** BEGIN **

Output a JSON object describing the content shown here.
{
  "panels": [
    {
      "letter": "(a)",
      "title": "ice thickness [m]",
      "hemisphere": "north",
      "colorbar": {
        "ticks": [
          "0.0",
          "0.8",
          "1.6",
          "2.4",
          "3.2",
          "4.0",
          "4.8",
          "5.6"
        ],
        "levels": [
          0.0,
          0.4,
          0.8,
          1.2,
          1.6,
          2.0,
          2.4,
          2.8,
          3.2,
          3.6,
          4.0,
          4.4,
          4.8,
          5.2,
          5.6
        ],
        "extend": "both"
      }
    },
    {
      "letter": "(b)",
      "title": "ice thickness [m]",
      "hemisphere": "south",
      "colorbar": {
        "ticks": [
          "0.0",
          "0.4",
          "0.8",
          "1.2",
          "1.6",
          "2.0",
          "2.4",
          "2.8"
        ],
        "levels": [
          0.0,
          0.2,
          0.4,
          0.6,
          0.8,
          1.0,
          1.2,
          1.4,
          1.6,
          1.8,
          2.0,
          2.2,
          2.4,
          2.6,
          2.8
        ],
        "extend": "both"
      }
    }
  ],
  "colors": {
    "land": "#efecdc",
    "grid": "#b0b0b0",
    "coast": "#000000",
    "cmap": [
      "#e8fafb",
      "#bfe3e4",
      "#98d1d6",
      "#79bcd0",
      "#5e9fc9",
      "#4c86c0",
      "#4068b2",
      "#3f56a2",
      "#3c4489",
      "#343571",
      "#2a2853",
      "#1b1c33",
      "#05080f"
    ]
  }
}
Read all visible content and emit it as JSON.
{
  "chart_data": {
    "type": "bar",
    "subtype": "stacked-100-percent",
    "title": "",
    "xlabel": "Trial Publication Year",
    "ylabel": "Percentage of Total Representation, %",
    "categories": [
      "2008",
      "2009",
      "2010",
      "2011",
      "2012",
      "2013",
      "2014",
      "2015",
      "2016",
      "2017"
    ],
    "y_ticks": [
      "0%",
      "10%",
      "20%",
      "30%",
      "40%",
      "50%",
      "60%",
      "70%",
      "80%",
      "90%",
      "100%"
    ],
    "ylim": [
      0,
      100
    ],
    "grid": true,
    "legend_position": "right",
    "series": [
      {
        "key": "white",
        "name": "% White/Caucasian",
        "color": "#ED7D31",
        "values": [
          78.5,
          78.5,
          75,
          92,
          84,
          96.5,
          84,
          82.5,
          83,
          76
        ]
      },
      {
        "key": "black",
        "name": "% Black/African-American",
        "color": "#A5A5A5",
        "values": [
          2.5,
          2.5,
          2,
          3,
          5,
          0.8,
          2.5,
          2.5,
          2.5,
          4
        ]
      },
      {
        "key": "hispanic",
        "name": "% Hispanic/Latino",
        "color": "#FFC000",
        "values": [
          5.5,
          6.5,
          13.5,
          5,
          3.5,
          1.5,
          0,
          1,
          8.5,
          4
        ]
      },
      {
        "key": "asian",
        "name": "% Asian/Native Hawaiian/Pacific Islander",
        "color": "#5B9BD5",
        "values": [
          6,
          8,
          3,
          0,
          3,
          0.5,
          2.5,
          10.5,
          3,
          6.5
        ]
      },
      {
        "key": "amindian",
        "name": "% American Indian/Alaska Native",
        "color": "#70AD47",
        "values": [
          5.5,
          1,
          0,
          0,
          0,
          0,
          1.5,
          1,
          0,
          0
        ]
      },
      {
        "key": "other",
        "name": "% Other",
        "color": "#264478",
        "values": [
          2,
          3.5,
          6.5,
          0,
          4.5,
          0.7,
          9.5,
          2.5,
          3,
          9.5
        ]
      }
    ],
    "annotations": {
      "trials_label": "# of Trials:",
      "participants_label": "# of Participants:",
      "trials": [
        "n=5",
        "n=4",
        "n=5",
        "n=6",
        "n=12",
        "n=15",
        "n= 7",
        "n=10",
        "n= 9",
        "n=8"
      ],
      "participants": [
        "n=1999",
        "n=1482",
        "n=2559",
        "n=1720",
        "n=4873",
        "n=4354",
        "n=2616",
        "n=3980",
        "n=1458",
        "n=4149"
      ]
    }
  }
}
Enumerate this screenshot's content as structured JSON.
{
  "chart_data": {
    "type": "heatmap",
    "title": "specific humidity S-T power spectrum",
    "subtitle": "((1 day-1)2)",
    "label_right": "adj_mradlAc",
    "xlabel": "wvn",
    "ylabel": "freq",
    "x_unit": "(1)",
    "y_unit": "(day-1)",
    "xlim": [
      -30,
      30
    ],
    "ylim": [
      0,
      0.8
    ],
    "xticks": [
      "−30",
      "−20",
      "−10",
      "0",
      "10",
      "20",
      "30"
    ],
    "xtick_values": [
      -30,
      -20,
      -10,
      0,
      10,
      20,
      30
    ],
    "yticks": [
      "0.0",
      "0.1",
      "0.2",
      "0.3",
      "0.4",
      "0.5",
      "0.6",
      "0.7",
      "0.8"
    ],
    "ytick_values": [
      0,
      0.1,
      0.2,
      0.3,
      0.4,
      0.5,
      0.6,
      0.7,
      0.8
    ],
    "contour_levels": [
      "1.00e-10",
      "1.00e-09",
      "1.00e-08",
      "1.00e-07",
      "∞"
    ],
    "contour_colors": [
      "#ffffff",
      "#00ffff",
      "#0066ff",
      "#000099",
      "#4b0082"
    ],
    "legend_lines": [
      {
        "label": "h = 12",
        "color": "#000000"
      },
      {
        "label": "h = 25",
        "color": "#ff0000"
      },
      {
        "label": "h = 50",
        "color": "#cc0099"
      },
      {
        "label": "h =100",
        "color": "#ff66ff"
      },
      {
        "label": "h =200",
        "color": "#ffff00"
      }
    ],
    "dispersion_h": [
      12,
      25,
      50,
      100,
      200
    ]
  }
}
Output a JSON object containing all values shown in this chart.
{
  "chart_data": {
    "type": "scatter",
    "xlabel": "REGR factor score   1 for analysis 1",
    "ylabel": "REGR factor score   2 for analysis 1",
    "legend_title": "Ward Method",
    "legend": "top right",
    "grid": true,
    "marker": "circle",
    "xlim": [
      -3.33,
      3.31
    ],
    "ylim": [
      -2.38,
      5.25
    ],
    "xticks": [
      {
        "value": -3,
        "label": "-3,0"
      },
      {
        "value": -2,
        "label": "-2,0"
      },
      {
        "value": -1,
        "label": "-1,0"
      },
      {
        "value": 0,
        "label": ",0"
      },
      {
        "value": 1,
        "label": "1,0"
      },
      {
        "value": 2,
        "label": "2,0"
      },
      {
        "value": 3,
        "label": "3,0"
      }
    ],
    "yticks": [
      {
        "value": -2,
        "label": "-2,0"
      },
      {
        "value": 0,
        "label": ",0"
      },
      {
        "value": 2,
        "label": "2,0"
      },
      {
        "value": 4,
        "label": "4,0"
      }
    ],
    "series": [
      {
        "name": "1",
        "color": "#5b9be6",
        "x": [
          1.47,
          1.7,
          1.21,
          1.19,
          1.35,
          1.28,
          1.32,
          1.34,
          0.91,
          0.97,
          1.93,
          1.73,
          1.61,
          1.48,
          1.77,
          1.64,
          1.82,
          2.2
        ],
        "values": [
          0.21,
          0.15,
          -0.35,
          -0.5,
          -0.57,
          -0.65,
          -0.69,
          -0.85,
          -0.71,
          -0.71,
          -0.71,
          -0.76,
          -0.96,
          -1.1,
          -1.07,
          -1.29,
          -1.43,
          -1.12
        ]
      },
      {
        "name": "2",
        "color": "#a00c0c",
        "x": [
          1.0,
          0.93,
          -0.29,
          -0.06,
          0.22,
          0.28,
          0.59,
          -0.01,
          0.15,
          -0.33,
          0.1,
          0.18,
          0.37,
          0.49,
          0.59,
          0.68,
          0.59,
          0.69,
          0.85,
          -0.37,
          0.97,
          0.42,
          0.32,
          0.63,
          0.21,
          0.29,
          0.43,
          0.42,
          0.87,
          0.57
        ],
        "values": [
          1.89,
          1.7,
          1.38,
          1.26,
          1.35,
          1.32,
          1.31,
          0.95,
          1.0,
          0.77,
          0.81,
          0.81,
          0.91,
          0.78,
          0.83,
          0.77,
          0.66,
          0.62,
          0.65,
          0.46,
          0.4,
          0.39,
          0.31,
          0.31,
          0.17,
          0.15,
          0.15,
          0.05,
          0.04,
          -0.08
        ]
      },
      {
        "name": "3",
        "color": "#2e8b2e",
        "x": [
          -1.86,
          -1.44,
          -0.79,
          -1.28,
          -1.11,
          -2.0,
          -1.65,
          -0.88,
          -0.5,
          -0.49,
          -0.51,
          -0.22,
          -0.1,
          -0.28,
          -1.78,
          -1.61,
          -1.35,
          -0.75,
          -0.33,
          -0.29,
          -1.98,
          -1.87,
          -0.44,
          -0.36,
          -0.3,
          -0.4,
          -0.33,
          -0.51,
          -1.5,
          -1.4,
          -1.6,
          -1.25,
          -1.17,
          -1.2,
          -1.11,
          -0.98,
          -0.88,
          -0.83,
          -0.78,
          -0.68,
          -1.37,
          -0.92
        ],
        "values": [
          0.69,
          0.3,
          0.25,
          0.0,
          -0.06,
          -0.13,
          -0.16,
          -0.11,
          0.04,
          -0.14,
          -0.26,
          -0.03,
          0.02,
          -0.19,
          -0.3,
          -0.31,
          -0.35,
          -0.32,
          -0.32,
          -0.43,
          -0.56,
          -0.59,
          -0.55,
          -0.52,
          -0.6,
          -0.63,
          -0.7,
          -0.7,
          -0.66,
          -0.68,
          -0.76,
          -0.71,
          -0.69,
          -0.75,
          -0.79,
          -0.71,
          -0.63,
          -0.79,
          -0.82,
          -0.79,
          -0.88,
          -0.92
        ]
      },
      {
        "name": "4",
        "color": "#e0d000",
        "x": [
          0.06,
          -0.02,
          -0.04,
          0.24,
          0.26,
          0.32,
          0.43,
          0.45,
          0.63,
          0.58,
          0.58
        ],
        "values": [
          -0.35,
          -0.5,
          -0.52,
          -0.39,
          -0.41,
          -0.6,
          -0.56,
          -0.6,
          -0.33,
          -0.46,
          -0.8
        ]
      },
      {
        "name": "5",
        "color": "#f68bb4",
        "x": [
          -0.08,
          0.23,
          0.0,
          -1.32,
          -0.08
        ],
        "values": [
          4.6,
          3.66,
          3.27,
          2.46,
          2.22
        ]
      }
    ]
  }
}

** END **

== Task requirements ==
How many lines in the records hold the string "JSON"? Reply with the number alone.

== Result ==
4